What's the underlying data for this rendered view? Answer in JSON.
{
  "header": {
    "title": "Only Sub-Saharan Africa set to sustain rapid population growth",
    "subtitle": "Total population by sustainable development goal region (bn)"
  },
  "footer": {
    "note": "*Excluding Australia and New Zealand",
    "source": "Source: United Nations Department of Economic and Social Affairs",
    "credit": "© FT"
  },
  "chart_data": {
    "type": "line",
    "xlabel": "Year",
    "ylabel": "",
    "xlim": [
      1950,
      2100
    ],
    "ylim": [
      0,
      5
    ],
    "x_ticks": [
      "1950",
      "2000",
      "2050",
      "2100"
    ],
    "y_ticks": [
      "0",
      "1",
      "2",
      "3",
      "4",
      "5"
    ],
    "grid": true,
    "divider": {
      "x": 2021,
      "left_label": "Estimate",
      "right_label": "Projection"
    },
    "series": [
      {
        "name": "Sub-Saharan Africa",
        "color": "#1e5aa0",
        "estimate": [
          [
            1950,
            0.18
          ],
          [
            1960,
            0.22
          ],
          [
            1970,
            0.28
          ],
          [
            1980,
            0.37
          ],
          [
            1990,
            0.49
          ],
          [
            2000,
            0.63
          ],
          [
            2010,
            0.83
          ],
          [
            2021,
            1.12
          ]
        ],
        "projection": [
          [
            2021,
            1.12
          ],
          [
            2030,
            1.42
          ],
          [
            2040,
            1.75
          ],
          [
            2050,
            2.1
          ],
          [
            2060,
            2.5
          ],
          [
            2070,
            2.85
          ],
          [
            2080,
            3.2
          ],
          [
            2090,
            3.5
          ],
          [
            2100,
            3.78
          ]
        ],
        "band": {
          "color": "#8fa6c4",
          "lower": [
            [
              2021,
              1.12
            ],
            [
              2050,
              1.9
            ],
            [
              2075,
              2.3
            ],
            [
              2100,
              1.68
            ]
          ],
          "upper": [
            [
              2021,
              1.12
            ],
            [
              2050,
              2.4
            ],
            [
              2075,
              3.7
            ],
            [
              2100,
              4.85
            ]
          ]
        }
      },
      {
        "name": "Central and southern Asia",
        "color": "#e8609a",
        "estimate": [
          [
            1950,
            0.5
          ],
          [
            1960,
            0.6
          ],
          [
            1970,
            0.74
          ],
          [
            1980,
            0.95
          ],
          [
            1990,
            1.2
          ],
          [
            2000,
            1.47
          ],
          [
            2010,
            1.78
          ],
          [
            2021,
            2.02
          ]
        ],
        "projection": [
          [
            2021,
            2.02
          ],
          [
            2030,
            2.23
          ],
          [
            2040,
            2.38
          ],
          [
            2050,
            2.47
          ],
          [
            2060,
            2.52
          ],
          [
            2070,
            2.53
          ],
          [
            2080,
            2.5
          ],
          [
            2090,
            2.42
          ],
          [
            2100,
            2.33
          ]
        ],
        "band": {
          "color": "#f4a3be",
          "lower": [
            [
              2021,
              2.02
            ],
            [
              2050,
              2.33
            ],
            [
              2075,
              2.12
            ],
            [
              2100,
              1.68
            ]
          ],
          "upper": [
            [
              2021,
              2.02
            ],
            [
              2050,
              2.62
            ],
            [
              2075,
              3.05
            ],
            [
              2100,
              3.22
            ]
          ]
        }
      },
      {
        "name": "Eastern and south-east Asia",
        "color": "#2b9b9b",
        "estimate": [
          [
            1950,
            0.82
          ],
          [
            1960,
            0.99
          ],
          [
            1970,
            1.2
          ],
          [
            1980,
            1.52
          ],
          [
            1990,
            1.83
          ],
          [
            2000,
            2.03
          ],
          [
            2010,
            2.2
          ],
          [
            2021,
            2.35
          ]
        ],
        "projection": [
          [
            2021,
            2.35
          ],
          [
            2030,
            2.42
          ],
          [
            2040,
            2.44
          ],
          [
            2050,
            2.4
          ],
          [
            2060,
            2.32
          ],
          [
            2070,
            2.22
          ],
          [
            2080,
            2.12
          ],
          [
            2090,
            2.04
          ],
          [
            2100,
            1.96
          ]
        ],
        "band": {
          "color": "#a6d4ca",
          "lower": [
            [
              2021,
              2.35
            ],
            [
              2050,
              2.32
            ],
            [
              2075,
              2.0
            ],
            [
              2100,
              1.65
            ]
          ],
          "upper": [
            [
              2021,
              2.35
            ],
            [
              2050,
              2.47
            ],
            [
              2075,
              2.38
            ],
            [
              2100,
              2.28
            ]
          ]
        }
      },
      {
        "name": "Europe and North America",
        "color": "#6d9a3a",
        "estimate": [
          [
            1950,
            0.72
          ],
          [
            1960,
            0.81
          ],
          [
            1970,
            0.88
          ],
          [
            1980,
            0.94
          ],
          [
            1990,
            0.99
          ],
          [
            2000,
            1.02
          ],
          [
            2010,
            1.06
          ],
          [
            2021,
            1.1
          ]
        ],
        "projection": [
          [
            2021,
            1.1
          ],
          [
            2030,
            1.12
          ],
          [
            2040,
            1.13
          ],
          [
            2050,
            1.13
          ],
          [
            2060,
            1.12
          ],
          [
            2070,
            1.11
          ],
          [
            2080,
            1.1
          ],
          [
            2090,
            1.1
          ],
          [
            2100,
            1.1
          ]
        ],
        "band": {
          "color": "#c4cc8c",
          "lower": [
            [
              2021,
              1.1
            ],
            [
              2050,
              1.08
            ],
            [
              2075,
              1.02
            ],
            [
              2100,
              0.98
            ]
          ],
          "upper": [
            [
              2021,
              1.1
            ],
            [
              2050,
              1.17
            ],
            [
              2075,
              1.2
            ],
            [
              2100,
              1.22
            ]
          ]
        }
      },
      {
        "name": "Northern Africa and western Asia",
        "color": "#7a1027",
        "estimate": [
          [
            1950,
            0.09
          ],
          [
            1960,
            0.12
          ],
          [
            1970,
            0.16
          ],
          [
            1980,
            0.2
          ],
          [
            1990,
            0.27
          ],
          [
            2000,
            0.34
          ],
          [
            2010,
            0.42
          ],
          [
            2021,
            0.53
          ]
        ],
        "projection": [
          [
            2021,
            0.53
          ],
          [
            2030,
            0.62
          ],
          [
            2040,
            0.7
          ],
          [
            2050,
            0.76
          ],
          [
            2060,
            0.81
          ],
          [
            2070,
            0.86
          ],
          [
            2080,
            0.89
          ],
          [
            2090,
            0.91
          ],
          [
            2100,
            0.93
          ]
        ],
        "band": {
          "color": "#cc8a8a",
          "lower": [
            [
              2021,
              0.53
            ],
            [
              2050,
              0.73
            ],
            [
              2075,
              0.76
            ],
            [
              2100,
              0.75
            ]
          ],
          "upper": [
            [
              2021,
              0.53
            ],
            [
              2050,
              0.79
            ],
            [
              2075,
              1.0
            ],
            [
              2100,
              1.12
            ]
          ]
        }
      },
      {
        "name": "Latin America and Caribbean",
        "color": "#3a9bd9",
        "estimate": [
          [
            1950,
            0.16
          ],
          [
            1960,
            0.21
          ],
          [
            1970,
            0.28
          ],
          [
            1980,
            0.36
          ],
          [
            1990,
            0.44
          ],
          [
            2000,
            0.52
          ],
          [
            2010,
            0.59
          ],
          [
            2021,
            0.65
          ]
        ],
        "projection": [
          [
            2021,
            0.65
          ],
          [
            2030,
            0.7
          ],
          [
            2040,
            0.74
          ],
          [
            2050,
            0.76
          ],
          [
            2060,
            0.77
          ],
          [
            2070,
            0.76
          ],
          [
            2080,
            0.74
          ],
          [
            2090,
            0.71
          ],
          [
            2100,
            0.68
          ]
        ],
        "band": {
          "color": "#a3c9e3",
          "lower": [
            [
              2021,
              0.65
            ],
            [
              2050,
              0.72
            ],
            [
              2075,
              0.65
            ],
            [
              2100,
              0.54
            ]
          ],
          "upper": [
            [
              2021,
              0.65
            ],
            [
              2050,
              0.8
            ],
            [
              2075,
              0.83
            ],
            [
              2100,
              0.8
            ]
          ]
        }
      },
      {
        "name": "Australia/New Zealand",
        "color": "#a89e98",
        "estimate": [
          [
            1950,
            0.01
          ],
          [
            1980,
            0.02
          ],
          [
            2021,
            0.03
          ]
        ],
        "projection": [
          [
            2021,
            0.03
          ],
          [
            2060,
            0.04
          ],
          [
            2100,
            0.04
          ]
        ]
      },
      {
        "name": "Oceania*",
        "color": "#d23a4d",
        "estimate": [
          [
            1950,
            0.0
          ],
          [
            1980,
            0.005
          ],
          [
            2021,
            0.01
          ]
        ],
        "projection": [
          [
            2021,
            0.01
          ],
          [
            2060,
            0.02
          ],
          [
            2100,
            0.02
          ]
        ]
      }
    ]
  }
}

========================================================================

- **GOAL**:
Return only those lines of the records that contain the string "population".

- **CORRECT ANSWER**:
    "title": "Only Sub-Saharan Africa set to sustain rapid population growth",
    "subtitle": "Total population by sustainable development goal region (bn)"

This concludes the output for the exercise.